■ Stated exercise 1:
Output everything in the passage on checkpoints and TensorBoard logs from "It will print" down to "Started scanning logdir.", unchanged.

■ Source passage:
begin

These are checkpoint files, containing model ``state_dict`` and optimizer ``state_dict``.
To resume training from some checkpoint, say ``epoch-10.pt``, you can use:
.. code-block:: bash
$ ./transducer_stateless_modified/train.py --start-epoch 11
- ``tensorboard/``
This folder contains TensorBoard logs. Training loss, validation loss, learning
rate, etc, are recorded in these logs. You can visualize them by:
.. code-block:: bash
$ cd transducer_stateless_modified/exp/tensorboard
$ tensorboard dev upload --logdir . --name "Aishell transducer training with icefall" --description "Training modified transducer, see https://github.com/k2-fsa/icefall/pull/219"
It will print something like below:
.. code-block::
TensorFlow installation not found - running with reduced feature set.
Upload started and will continue reading any new data as it's added to the logdir.
To stop uploading, press Ctrl-C.
New experiment created. View your TensorBoard at: https://tensorboard.dev/experiment/laGZ6HrcQxOigbFD5E0Y3Q/
[2022-03-03T14:29:45] Started scanning logdir.

end

■ Records provided:

begin

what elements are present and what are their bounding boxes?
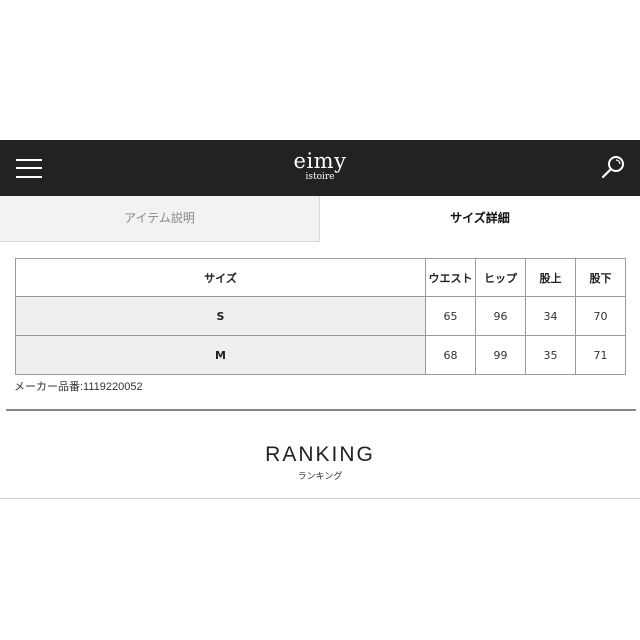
site-header: eimy istoire <box>0 140 640 196</box>
ranking-title: RANKING <box>265 443 375 466</box>
table-row: M 68 99 35 71 <box>15 335 626 375</box>
table-cell: 65 <box>425 296 476 336</box>
table-header-row: サイズ ウエスト ヒップ 股上 股下 <box>15 258 626 297</box>
size-label: S <box>15 296 426 336</box>
tab-size-details[interactable]: サイズ詳細 <box>320 196 640 242</box>
ranking-divider <box>0 498 640 499</box>
detail-tabs: アイテム説明 サイズ詳細 <box>0 196 640 242</box>
size-label: M <box>15 335 426 375</box>
maker-product-number: メーカー品番:1119220052 <box>14 381 143 393</box>
table-cell: 70 <box>575 296 626 336</box>
header-size: サイズ <box>15 258 426 297</box>
header-rise: 股上 <box>525 258 576 297</box>
search-icon[interactable] <box>600 154 626 180</box>
hamburger-menu-icon[interactable] <box>16 157 42 179</box>
section-divider <box>6 409 636 411</box>
header-waist: ウエスト <box>425 258 476 297</box>
table-cell: 35 <box>525 335 576 375</box>
table-cell: 96 <box>475 296 526 336</box>
tab-item-description[interactable]: アイテム説明 <box>0 196 320 242</box>
table-cell: 71 <box>575 335 626 375</box>
size-table: サイズ ウエスト ヒップ 股上 股下 S 65 96 34 70 M 68 99… <box>15 258 626 375</box>
logo-main-text: eimy <box>293 149 347 173</box>
table-cell: 68 <box>425 335 476 375</box>
header-hip: ヒップ <box>475 258 526 297</box>
header-inseam: 股下 <box>575 258 626 297</box>
table-row: S 65 96 34 70 <box>15 296 626 336</box>
brand-logo[interactable]: eimy istoire <box>270 150 370 188</box>
table-cell: 99 <box>475 335 526 375</box>
logo-sub-text: istoire <box>305 172 335 182</box>
ranking-subtitle: ランキング <box>297 472 343 482</box>
table-cell: 34 <box>525 296 576 336</box>
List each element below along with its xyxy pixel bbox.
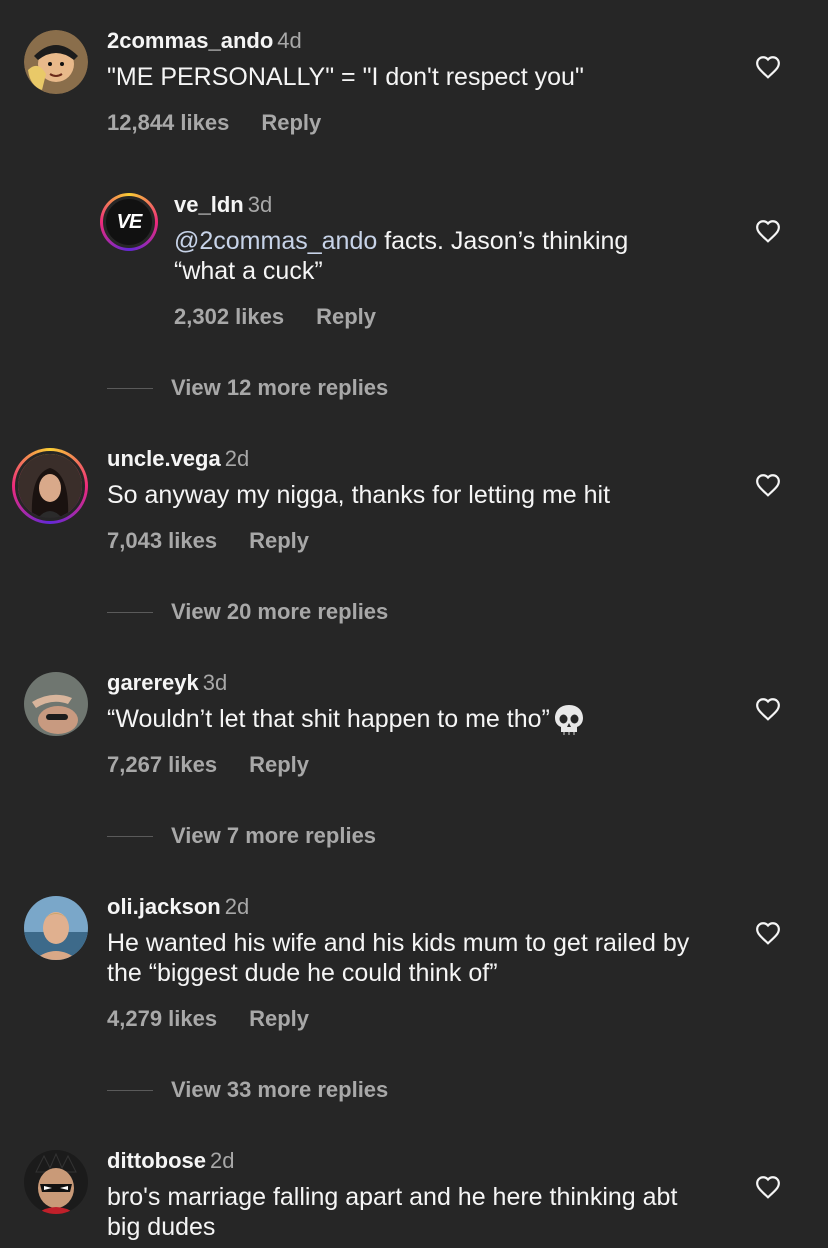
comment-text: So anyway my nigga, thanks for letting m… bbox=[107, 481, 611, 509]
comment-text: “Wouldn’t let that shit happen to me tho… bbox=[107, 704, 727, 736]
view-more-label[interactable]: View 20 more replies bbox=[171, 598, 388, 626]
view-more-replies[interactable]: View 12 more replies bbox=[107, 374, 607, 402]
avatar-ve-ldn[interactable]: VE bbox=[100, 193, 158, 251]
avatar-2commas-ando[interactable] bbox=[24, 30, 88, 94]
view-more-replies[interactable]: View 20 more replies bbox=[107, 598, 607, 626]
avatar-oli-jackson[interactable] bbox=[24, 896, 88, 960]
username[interactable]: ve_ldn bbox=[174, 192, 244, 217]
reply-button[interactable]: Reply bbox=[316, 303, 376, 331]
timestamp: 3d bbox=[202, 670, 228, 695]
divider-line bbox=[107, 388, 153, 389]
mention-link[interactable]: @2commas_ando bbox=[174, 227, 377, 255]
username[interactable]: garereyk bbox=[107, 670, 199, 695]
likes-count[interactable]: 4,279 likes bbox=[107, 1005, 217, 1033]
timestamp: 2d bbox=[224, 446, 250, 471]
username[interactable]: oli.jackson bbox=[107, 894, 221, 919]
heart-icon[interactable] bbox=[755, 921, 781, 945]
avatar-dittobose[interactable] bbox=[24, 1150, 88, 1214]
comment-text: He wanted his wife and his kids mum to g… bbox=[107, 929, 690, 987]
likes-count[interactable]: 2,302 likes bbox=[174, 303, 284, 331]
timestamp: 2d bbox=[224, 894, 250, 919]
view-more-replies[interactable]: View 33 more replies bbox=[107, 1076, 607, 1104]
likes-count[interactable]: 12,844 likes bbox=[107, 109, 229, 137]
timestamp: 3d bbox=[247, 192, 273, 217]
likes-count[interactable]: 7,043 likes bbox=[107, 527, 217, 555]
divider-line bbox=[107, 1090, 153, 1091]
avatar-garereyk[interactable] bbox=[24, 672, 88, 736]
skull-emoji-icon bbox=[554, 705, 583, 736]
heart-icon[interactable] bbox=[755, 697, 781, 721]
comment-text: bro's marriage falling apart and he here… bbox=[107, 1183, 678, 1241]
comment-body: “Wouldn’t let that shit happen to me tho… bbox=[107, 705, 550, 733]
view-more-label[interactable]: View 7 more replies bbox=[171, 822, 376, 850]
reply-button[interactable]: Reply bbox=[249, 1005, 309, 1033]
username[interactable]: dittobose bbox=[107, 1148, 206, 1173]
reply-button[interactable]: Reply bbox=[249, 751, 309, 779]
heart-icon[interactable] bbox=[755, 55, 781, 79]
username[interactable]: uncle.vega bbox=[107, 446, 221, 471]
avatar-uncle-vega[interactable] bbox=[12, 448, 88, 524]
likes-count[interactable]: 7,267 likes bbox=[107, 751, 217, 779]
timestamp: 2d bbox=[210, 1148, 235, 1173]
view-more-label[interactable]: View 12 more replies bbox=[171, 374, 388, 402]
reply-button[interactable]: Reply bbox=[261, 109, 321, 137]
comment-text: "ME PERSONALLY" = "I don't respect you" bbox=[107, 63, 584, 91]
reply-button[interactable]: Reply bbox=[249, 527, 309, 555]
comment-text: @2commas_ando facts. Jason’s thinking “w… bbox=[174, 226, 694, 286]
username[interactable]: 2commas_ando bbox=[107, 28, 273, 53]
heart-icon[interactable] bbox=[755, 1175, 781, 1199]
heart-icon[interactable] bbox=[755, 219, 781, 243]
avatar-logo-text: VE bbox=[116, 210, 143, 233]
timestamp: 4d bbox=[277, 28, 302, 53]
view-more-label[interactable]: View 33 more replies bbox=[171, 1076, 388, 1104]
heart-icon[interactable] bbox=[755, 473, 781, 497]
view-more-replies[interactable]: View 7 more replies bbox=[107, 822, 607, 850]
divider-line bbox=[107, 836, 153, 837]
divider-line bbox=[107, 612, 153, 613]
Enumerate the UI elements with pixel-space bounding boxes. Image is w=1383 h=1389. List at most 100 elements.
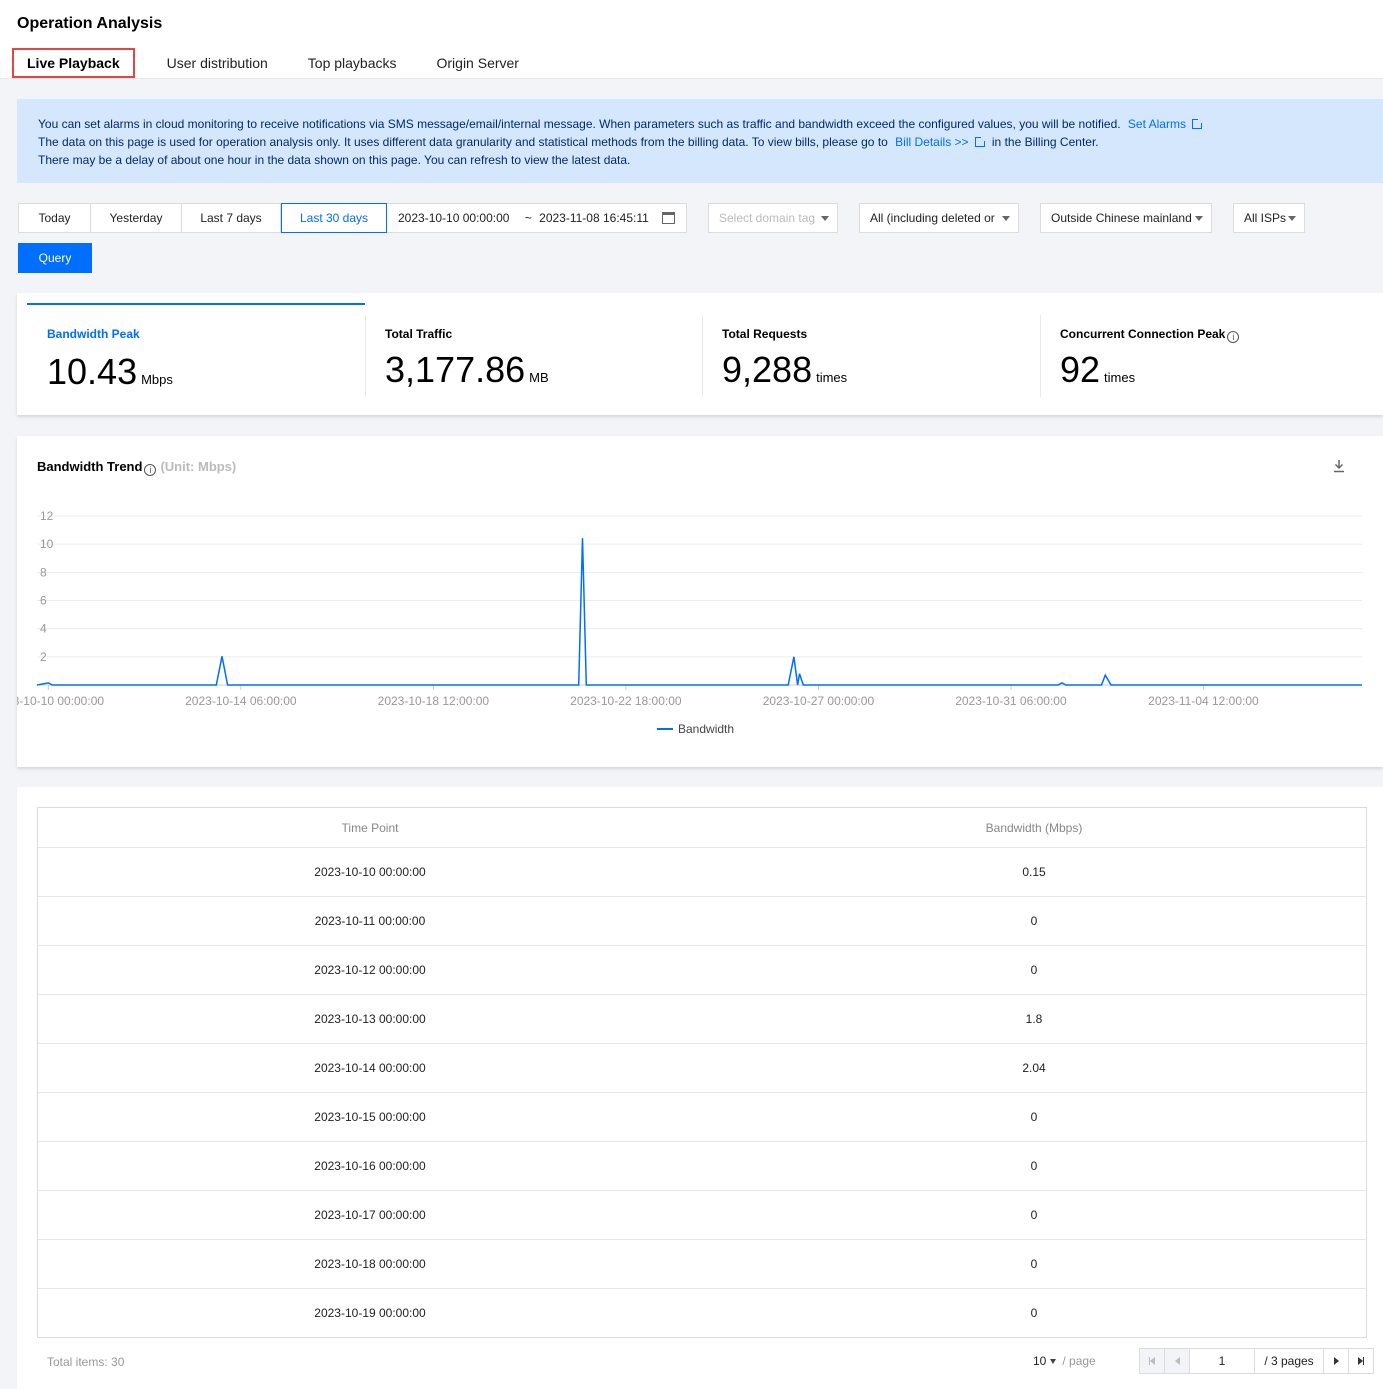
bandwidth-table: Time Point Bandwidth (Mbps) 2023-10-10 0… xyxy=(37,807,1367,1338)
chevron-down-icon xyxy=(1002,216,1010,221)
bandwidth-trend-card: Bandwidth Trendi(Unit: Mbps) 24681012202… xyxy=(17,436,1383,767)
cell-bandwidth: 2.04 xyxy=(1022,1061,1046,1075)
cell-time: 2023-10-10 00:00:00 xyxy=(314,865,426,879)
table-row: 2023-10-12 00:00:00 0 xyxy=(38,945,1366,994)
cell-bandwidth: 0 xyxy=(1030,1257,1038,1271)
today-button[interactable]: Today xyxy=(18,203,91,233)
table-row: 2023-10-18 00:00:00 0 xyxy=(38,1239,1366,1288)
info-notice: You can set alarms in cloud monitoring t… xyxy=(17,99,1383,183)
table-row: 2023-10-16 00:00:00 0 xyxy=(38,1141,1366,1190)
tab-origin-server[interactable]: Origin Server xyxy=(437,48,519,78)
stat-label: Concurrent Connection Peak i xyxy=(1060,327,1240,343)
chevron-left-icon xyxy=(1174,1357,1180,1365)
last-7-days-button[interactable]: Last 7 days xyxy=(181,203,281,233)
notice-line-2: The data on this page is used for operat… xyxy=(38,133,1362,151)
cell-time: 2023-10-18 00:00:00 xyxy=(314,1257,426,1271)
notice-text: in the Billing Center. xyxy=(991,135,1099,149)
chevron-down-icon xyxy=(821,216,829,221)
x-tick-label: 2023-10-14 06:00:00 xyxy=(185,694,297,708)
table-row: 2023-10-10 00:00:00 0.15 xyxy=(38,847,1366,896)
external-link-icon[interactable] xyxy=(974,136,986,147)
legend-label: Bandwidth xyxy=(678,722,734,736)
first-page-button[interactable] xyxy=(1139,1348,1165,1374)
tab-user-distribution[interactable]: User distribution xyxy=(167,48,268,78)
last-30-days-button[interactable]: Last 30 days xyxy=(281,203,387,233)
domain-tag-select[interactable]: Select domain tag xyxy=(708,203,838,233)
next-page-button[interactable] xyxy=(1323,1348,1349,1374)
y-tick-label: 8 xyxy=(40,565,47,579)
tab-top-playbacks[interactable]: Top playbacks xyxy=(308,48,397,78)
y-tick-label: 4 xyxy=(40,622,47,636)
yesterday-button[interactable]: Yesterday xyxy=(90,203,182,233)
notice-line-1: You can set alarms in cloud monitoring t… xyxy=(38,115,1362,133)
prev-page-button[interactable] xyxy=(1164,1348,1190,1374)
set-alarms-link[interactable]: Set Alarms xyxy=(1128,117,1186,131)
stat-unit: times xyxy=(1104,370,1136,385)
stat-unit: Mbps xyxy=(141,372,173,387)
x-tick-label: 2023-10-22 18:00:00 xyxy=(570,694,682,708)
table-row: 2023-10-13 00:00:00 1.8 xyxy=(38,994,1366,1043)
total-items: Total items: 30 xyxy=(47,1355,124,1369)
page-input[interactable]: 1 xyxy=(1189,1348,1255,1374)
chevron-down-icon xyxy=(1195,216,1203,221)
stat-value: 3,177.86 MB xyxy=(385,349,549,391)
last-page-icon xyxy=(1362,1357,1365,1365)
stat-label: Bandwidth Peak xyxy=(47,327,140,341)
info-icon[interactable]: i xyxy=(1227,331,1240,343)
table-row: 2023-10-14 00:00:00 2.04 xyxy=(38,1043,1366,1092)
page-title: Operation Analysis xyxy=(17,15,163,32)
col-bandwidth[interactable]: Bandwidth (Mbps) xyxy=(702,821,1366,835)
region-select[interactable]: Outside Chinese mainland xyxy=(1040,203,1212,233)
cell-time: 2023-10-11 00:00:00 xyxy=(314,914,426,928)
stat-bandwidth-peak[interactable]: Bandwidth Peak 10.43 Mbps xyxy=(27,303,365,407)
x-tick-label: 2023-10-18 12:00:00 xyxy=(378,694,490,708)
calendar-icon[interactable] xyxy=(662,212,675,224)
y-tick-label: 10 xyxy=(40,537,54,551)
stat-number: 9,288 xyxy=(722,349,813,390)
stat-total-requests[interactable]: Total Requests 9,288 times xyxy=(702,303,1040,407)
col-time-point[interactable]: Time Point xyxy=(38,821,702,835)
stat-total-traffic[interactable]: Total Traffic 3,177.86 MB xyxy=(365,303,703,407)
total-pages: / 3 pages xyxy=(1254,1348,1324,1374)
bill-details-link[interactable]: Bill Details >> xyxy=(895,135,968,149)
query-button[interactable]: Query xyxy=(18,243,92,273)
stat-label: Total Requests xyxy=(722,327,808,341)
y-tick-label: 2 xyxy=(40,650,47,664)
page-size-select[interactable]: 10 / page xyxy=(1033,1354,1096,1368)
table-header: Time Point Bandwidth (Mbps) xyxy=(38,808,1366,847)
cell-bandwidth: 0.15 xyxy=(1022,865,1046,879)
stat-value: 92 times xyxy=(1060,349,1135,391)
total-count: 30 xyxy=(111,1355,125,1369)
notice-text: You can set alarms in cloud monitoring t… xyxy=(38,117,1121,131)
last-page-button[interactable] xyxy=(1348,1348,1374,1374)
chevron-down-icon xyxy=(1050,1359,1057,1364)
tab-live-playback[interactable]: Live Playback xyxy=(12,48,135,78)
bandwidth-chart: 2 4 6 8 10 12 2023-10-10 00:00:00 2023-10-14 06… xyxy=(17,509,1362,736)
cell-time: 2023-10-19 00:00:00 xyxy=(314,1306,426,1320)
page-size-value: 10 xyxy=(1033,1354,1047,1368)
stat-concurrent-peak[interactable]: Concurrent Connection Peak i 92 times xyxy=(1040,303,1378,407)
stat-label-text: Concurrent Connection Peak xyxy=(1060,327,1226,341)
stats-panel: Bandwidth Peak 10.43 Mbps Total Traffic 3… xyxy=(17,293,1383,415)
stat-number: 92 xyxy=(1060,349,1101,390)
cell-bandwidth: 0 xyxy=(1030,1208,1038,1222)
isp-select[interactable]: All ISPs xyxy=(1233,203,1305,233)
stat-number: 10.43 xyxy=(47,351,138,392)
y-tick-label: 6 xyxy=(40,594,47,608)
stat-value: 9,288 times xyxy=(722,349,847,391)
cell-time: 2023-10-15 00:00:00 xyxy=(314,1110,426,1124)
range-start: 2023-10-10 00:00:00 xyxy=(398,211,510,225)
top-header: Operation Analysis Live Playback User di… xyxy=(0,0,1383,79)
stat-label: Total Traffic xyxy=(385,327,453,341)
notice-text: The data on this page is used for operat… xyxy=(38,135,888,149)
page-size-unit: / page xyxy=(1062,1354,1096,1368)
cell-time: 2023-10-17 00:00:00 xyxy=(314,1208,426,1222)
domain-status-value: All (including deleted or xyxy=(870,211,995,225)
cell-bandwidth: 0 xyxy=(1030,914,1038,928)
domain-status-select[interactable]: All (including deleted or xyxy=(859,203,1019,233)
region-value: Outside Chinese mainland xyxy=(1051,211,1192,225)
external-link-icon[interactable] xyxy=(1191,118,1203,129)
date-range-picker[interactable]: 2023-10-10 00:00:00 ~ 2023-11-08 16:45:1… xyxy=(386,203,687,233)
data-table-card: Time Point Bandwidth (Mbps) 2023-10-10 0… xyxy=(17,787,1383,1389)
cell-bandwidth: 0 xyxy=(1030,963,1038,977)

end

■ Stated exercise 2:
Return everything in the records from the line containing "bandwidth-table: Time Point" down to the line containing "external-link-icon[interactable] xyxy=(974,136,986,147)", both lines included, with nothing altered.

■ Exercise solution 1:
It will print something like below:
.. code-block::
TensorFlow installation not found - running with reduced feature set.
Upload started and will continue reading any new data as it's added to the logdir.
To stop uploading, press Ctrl-C.
New experiment created. View your TensorBoard at: https://tensorboard.dev/experiment/laGZ6HrcQxOigbFD5E0Y3Q/
[2022-03-03T14:29:45] Started scanning logdir.

■ Exercise solution 2:
bandwidth-table: Time Point Bandwidth (Mbps) 2023-10-10 0… xyxy=(37,807,1367,1338)
chevron-down-icon xyxy=(1002,216,1010,221)
bandwidth-trend-card: Bandwidth Trendi(Unit: Mbps) 24681012202… xyxy=(17,436,1383,767)
cell-bandwidth: 2.04 xyxy=(1022,1061,1046,1075)
cell-time: 2023-10-10 00:00:00 xyxy=(314,865,426,879)
table-row: 2023-10-12 00:00:00 0 xyxy=(38,945,1366,994)
cell-bandwidth: 0 xyxy=(1030,1257,1038,1271)
today-button[interactable]: Today xyxy=(18,203,91,233)
table-row: 2023-10-18 00:00:00 0 xyxy=(38,1239,1366,1288)
info-notice: You can set alarms in cloud monitoring t… xyxy=(17,99,1383,183)
table-row: 2023-10-16 00:00:00 0 xyxy=(38,1141,1366,1190)
tab-origin-server[interactable]: Origin Server xyxy=(437,48,519,78)
stat-label: Concurrent Connection Peak i xyxy=(1060,327,1240,343)
chevron-left-icon xyxy=(1174,1357,1180,1365)
last-7-days-button[interactable]: Last 7 days xyxy=(181,203,281,233)
notice-line-2: The data on this page is used for operat… xyxy=(38,133,1362,151)
cell-time: 2023-10-18 00:00:00 xyxy=(314,1257,426,1271)
notice-text: in the Billing Center. xyxy=(991,135,1099,149)
chevron-down-icon xyxy=(821,216,829,221)
x-tick-label: 2023-10-14 06:00:00 xyxy=(185,694,297,708)
table-row: 2023-10-10 00:00:00 0.15 xyxy=(38,847,1366,896)
external-link-icon[interactable] xyxy=(974,136,986,147)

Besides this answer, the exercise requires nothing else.